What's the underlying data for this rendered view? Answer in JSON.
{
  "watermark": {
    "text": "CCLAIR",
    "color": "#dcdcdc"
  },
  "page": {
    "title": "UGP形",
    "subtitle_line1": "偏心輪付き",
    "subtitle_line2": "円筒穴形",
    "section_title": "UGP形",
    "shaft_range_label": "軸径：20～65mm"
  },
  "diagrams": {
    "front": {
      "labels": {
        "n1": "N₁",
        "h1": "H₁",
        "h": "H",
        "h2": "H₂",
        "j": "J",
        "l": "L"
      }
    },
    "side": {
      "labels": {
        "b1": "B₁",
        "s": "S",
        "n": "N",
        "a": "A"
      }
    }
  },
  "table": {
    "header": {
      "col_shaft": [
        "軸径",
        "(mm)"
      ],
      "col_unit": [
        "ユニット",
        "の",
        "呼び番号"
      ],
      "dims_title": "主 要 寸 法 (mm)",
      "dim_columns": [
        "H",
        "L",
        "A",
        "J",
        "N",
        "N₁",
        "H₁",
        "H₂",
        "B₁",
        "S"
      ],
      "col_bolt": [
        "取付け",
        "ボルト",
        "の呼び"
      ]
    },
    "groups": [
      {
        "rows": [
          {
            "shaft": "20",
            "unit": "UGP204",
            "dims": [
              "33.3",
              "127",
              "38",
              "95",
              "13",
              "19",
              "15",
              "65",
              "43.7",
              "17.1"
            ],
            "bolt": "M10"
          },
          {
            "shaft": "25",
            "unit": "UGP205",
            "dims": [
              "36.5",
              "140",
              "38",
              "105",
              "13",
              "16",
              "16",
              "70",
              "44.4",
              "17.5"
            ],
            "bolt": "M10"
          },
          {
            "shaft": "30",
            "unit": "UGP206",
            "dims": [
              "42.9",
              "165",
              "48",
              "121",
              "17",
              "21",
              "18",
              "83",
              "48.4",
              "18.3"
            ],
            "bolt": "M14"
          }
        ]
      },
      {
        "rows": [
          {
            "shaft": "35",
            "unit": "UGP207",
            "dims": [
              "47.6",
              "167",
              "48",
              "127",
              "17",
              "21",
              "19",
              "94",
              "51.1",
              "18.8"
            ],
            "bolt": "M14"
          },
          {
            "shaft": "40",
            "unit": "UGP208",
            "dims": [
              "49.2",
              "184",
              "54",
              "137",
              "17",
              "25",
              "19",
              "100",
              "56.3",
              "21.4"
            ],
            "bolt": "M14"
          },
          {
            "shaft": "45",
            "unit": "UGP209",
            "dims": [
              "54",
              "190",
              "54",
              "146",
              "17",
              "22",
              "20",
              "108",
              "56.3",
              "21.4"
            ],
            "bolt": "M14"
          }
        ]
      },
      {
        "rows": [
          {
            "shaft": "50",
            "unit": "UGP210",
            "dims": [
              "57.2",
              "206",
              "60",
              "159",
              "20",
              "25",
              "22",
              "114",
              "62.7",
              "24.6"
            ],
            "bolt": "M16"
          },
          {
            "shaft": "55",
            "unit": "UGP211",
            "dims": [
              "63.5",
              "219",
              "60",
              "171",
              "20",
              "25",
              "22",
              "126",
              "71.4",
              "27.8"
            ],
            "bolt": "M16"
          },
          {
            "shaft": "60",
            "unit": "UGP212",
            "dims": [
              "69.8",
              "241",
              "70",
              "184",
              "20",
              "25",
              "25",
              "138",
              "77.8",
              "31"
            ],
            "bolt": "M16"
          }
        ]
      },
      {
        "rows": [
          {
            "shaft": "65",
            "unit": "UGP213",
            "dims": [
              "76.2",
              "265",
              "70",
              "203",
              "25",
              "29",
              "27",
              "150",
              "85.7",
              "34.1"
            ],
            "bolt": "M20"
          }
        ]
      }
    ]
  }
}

» Work instructions
Take the entries and copy them out exactly.

» Output
What's the underlying data for this rendered view? Answer in JSON.
{
  "watermark": {
    "text": "CCLAIR",
    "color": "#dcdcdc"
  },
  "page": {
    "title": "UGP形",
    "subtitle_line1": "偏心輪付き",
    "subtitle_line2": "円筒穴形",
    "section_title": "UGP形",
    "shaft_range_label": "軸径：20～65mm"
  },
  "diagrams": {
    "front": {
      "labels": {
        "n1": "N₁",
        "h1": "H₁",
        "h": "H",
        "h2": "H₂",
        "j": "J",
        "l": "L"
      }
    },
    "side": {
      "labels": {
        "b1": "B₁",
        "s": "S",
        "n": "N",
        "a": "A"
      }
    }
  },
  "table": {
    "header": {
      "col_shaft": [
        "軸径",
        "(mm)"
      ],
      "col_unit": [
        "ユニット",
        "の",
        "呼び番号"
      ],
      "dims_title": "主 要 寸 法 (mm)",
      "dim_columns": [
        "H",
        "L",
        "A",
        "J",
        "N",
        "N₁",
        "H₁",
        "H₂",
        "B₁",
        "S"
      ],
      "col_bolt": [
        "取付け",
        "ボルト",
        "の呼び"
      ]
    },
    "groups": [
      {
        "rows": [
          {
            "shaft": "20",
            "unit": "UGP204",
            "dims": [
              "33.3",
              "127",
              "38",
              "95",
              "13",
              "19",
              "15",
              "65",
              "43.7",
              "17.1"
            ],
            "bolt": "M10"
          },
          {
            "shaft": "25",
            "unit": "UGP205",
            "dims": [
              "36.5",
              "140",
              "38",
              "105",
              "13",
              "16",
              "16",
              "70",
              "44.4",
              "17.5"
            ],
            "bolt": "M10"
          },
          {
            "shaft": "30",
            "unit": "UGP206",
            "dims": [
              "42.9",
              "165",
              "48",
              "121",
              "17",
              "21",
              "18",
              "83",
              "48.4",
              "18.3"
            ],
            "bolt": "M14"
          }
        ]
      },
      {
        "rows": [
          {
            "shaft": "35",
            "unit": "UGP207",
            "dims": [
              "47.6",
              "167",
              "48",
              "127",
              "17",
              "21",
              "19",
              "94",
              "51.1",
              "18.8"
            ],
            "bolt": "M14"
          },
          {
            "shaft": "40",
            "unit": "UGP208",
            "dims": [
              "49.2",
              "184",
              "54",
              "137",
              "17",
              "25",
              "19",
              "100",
              "56.3",
              "21.4"
            ],
            "bolt": "M14"
          },
          {
            "shaft": "45",
            "unit": "UGP209",
            "dims": [
              "54",
              "190",
              "54",
              "146",
              "17",
              "22",
              "20",
              "108",
              "56.3",
              "21.4"
            ],
            "bolt": "M14"
          }
        ]
      },
      {
        "rows": [
          {
            "shaft": "50",
            "unit": "UGP210",
            "dims": [
              "57.2",
              "206",
              "60",
              "159",
              "20",
              "25",
              "22",
              "114",
              "62.7",
              "24.6"
            ],
            "bolt": "M16"
          },
          {
            "shaft": "55",
            "unit": "UGP211",
            "dims": [
              "63.5",
              "219",
              "60",
              "171",
              "20",
              "25",
              "22",
              "126",
              "71.4",
              "27.8"
            ],
            "bolt": "M16"
          },
          {
            "shaft": "60",
            "unit": "UGP212",
            "dims": [
              "69.8",
              "241",
              "70",
              "184",
              "20",
              "25",
              "25",
              "138",
              "77.8",
              "31"
            ],
            "bolt": "M16"
          }
        ]
      },
      {
        "rows": [
          {
            "shaft": "65",
            "unit": "UGP213",
            "dims": [
              "76.2",
              "265",
              "70",
              "203",
              "25",
              "29",
              "27",
              "150",
              "85.7",
              "34.1"
            ],
            "bolt": "M20"
          }
        ]
      }
    ]
  }
}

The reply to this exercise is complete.